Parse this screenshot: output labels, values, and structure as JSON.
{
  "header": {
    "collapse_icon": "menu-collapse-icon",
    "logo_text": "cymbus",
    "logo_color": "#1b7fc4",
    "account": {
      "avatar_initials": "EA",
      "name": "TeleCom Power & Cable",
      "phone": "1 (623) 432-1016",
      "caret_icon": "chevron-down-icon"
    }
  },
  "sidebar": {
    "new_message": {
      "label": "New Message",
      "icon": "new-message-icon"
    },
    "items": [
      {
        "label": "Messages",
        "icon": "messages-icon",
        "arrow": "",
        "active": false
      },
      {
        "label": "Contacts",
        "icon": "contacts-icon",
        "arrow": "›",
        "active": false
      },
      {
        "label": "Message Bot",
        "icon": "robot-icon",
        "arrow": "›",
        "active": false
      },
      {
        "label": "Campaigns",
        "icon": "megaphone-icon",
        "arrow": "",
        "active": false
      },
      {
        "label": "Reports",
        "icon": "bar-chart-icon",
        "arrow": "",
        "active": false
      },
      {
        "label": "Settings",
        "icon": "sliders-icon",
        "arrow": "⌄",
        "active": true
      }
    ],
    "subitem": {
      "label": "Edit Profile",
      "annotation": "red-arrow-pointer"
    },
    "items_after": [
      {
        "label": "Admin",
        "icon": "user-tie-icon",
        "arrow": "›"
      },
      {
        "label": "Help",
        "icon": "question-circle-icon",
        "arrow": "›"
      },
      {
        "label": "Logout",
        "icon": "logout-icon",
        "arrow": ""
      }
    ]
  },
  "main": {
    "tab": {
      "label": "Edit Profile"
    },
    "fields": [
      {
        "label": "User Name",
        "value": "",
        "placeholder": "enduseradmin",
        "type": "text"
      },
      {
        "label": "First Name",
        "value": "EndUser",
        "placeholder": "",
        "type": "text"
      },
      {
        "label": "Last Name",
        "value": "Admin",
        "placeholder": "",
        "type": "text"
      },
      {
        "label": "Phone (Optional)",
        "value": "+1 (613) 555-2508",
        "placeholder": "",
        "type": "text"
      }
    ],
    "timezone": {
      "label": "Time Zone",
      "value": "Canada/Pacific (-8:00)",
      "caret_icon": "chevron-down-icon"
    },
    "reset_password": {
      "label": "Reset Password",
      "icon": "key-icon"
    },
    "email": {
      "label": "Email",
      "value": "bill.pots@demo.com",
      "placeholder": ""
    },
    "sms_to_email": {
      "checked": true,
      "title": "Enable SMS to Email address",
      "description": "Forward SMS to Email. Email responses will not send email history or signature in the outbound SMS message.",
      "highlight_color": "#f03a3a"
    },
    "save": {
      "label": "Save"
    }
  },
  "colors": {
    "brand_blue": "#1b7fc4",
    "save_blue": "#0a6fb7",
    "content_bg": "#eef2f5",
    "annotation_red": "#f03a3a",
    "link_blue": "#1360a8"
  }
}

--- --- ---

What the task requires: Write an exact transcription of every entry above.

Task solution:
Parse this screenshot: output labels, values, and structure as JSON.
{
  "header": {
    "collapse_icon": "menu-collapse-icon",
    "logo_text": "cymbus",
    "logo_color": "#1b7fc4",
    "account": {
      "avatar_initials": "EA",
      "name": "TeleCom Power & Cable",
      "phone": "1 (623) 432-1016",
      "caret_icon": "chevron-down-icon"
    }
  },
  "sidebar": {
    "new_message": {
      "label": "New Message",
      "icon": "new-message-icon"
    },
    "items": [
      {
        "label": "Messages",
        "icon": "messages-icon",
        "arrow": "",
        "active": false
      },
      {
        "label": "Contacts",
        "icon": "contacts-icon",
        "arrow": "›",
        "active": false
      },
      {
        "label": "Message Bot",
        "icon": "robot-icon",
        "arrow": "›",
        "active": false
      },
      {
        "label": "Campaigns",
        "icon": "megaphone-icon",
        "arrow": "",
        "active": false
      },
      {
        "label": "Reports",
        "icon": "bar-chart-icon",
        "arrow": "",
        "active": false
      },
      {
        "label": "Settings",
        "icon": "sliders-icon",
        "arrow": "⌄",
        "active": true
      }
    ],
    "subitem": {
      "label": "Edit Profile",
      "annotation": "red-arrow-pointer"
    },
    "items_after": [
      {
        "label": "Admin",
        "icon": "user-tie-icon",
        "arrow": "›"
      },
      {
        "label": "Help",
        "icon": "question-circle-icon",
        "arrow": "›"
      },
      {
        "label": "Logout",
        "icon": "logout-icon",
        "arrow": ""
      }
    ]
  },
  "main": {
    "tab": {
      "label": "Edit Profile"
    },
    "fields": [
      {
        "label": "User Name",
        "value": "",
        "placeholder": "enduseradmin",
        "type": "text"
      },
      {
        "label": "First Name",
        "value": "EndUser",
        "placeholder": "",
        "type": "text"
      },
      {
        "label": "Last Name",
        "value": "Admin",
        "placeholder": "",
        "type": "text"
      },
      {
        "label": "Phone (Optional)",
        "value": "+1 (613) 555-2508",
        "placeholder": "",
        "type": "text"
      }
    ],
    "timezone": {
      "label": "Time Zone",
      "value": "Canada/Pacific (-8:00)",
      "caret_icon": "chevron-down-icon"
    },
    "reset_password": {
      "label": "Reset Password",
      "icon": "key-icon"
    },
    "email": {
      "label": "Email",
      "value": "bill.pots@demo.com",
      "placeholder": ""
    },
    "sms_to_email": {
      "checked": true,
      "title": "Enable SMS to Email address",
      "description": "Forward SMS to Email. Email responses will not send email history or signature in the outbound SMS message.",
      "highlight_color": "#f03a3a"
    },
    "save": {
      "label": "Save"
    }
  },
  "colors": {
    "brand_blue": "#1b7fc4",
    "save_blue": "#0a6fb7",
    "content_bg": "#eef2f5",
    "annotation_red": "#f03a3a",
    "link_blue": "#1360a8"
  }
}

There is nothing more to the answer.